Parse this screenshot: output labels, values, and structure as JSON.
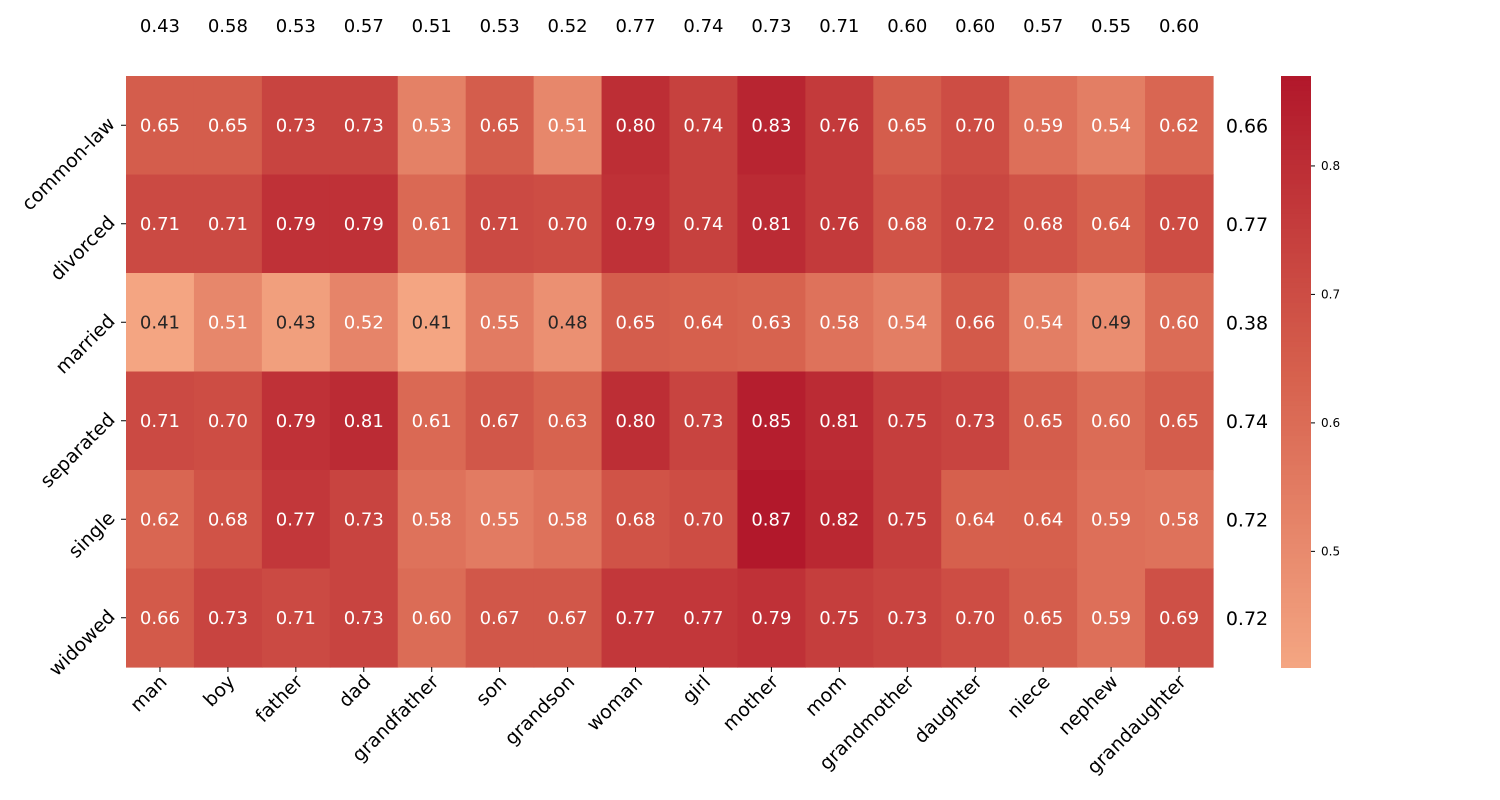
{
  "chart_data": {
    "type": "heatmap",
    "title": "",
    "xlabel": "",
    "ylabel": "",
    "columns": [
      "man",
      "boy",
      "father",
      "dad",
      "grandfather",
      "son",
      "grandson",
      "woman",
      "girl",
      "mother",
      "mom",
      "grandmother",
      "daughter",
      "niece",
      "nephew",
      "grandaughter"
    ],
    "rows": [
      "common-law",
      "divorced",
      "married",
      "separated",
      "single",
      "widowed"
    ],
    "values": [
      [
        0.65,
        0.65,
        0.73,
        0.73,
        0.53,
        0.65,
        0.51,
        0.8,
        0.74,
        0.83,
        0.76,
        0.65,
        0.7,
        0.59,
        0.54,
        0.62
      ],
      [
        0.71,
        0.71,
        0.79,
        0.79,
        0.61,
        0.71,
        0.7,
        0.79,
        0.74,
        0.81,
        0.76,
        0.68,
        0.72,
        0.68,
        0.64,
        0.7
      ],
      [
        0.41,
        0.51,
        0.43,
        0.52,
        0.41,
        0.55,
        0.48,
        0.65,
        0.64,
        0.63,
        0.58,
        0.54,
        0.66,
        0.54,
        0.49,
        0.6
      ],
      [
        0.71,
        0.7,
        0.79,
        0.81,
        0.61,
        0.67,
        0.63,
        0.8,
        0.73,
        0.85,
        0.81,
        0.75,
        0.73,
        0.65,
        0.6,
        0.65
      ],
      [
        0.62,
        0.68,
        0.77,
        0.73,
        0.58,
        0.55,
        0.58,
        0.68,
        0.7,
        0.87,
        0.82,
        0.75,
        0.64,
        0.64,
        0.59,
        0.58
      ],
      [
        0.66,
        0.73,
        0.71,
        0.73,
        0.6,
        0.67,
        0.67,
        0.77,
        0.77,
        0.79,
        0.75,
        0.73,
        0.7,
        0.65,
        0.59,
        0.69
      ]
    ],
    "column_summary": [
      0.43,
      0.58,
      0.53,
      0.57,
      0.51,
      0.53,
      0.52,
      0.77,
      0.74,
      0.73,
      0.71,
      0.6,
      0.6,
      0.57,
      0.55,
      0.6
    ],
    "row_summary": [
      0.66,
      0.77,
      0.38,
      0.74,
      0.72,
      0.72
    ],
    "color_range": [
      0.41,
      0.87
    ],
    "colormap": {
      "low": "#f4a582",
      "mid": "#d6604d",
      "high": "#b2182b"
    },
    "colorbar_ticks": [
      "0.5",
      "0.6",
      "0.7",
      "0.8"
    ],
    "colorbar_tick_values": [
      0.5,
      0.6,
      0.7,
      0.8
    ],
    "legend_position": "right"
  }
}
◆ ◆ ◆ ◆
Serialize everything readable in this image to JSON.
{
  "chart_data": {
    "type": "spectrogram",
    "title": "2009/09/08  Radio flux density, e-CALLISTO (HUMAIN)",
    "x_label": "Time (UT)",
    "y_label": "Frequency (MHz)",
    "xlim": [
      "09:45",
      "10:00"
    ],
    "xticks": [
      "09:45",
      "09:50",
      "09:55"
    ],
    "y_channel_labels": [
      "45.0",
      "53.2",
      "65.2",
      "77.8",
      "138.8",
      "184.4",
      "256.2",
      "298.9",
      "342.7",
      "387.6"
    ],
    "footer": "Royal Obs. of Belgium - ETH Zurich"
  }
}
◆ ◆ ◆ ◆
▶ **INSTRUCTIONS FOR THE TASK**
Which lines in the data above contain "this"? Show each one.

▶ **FULL OUTPUT**
Parse this screenshot: output labels, values, and structure as JSON.
Serialize everything readable in this image to JSON.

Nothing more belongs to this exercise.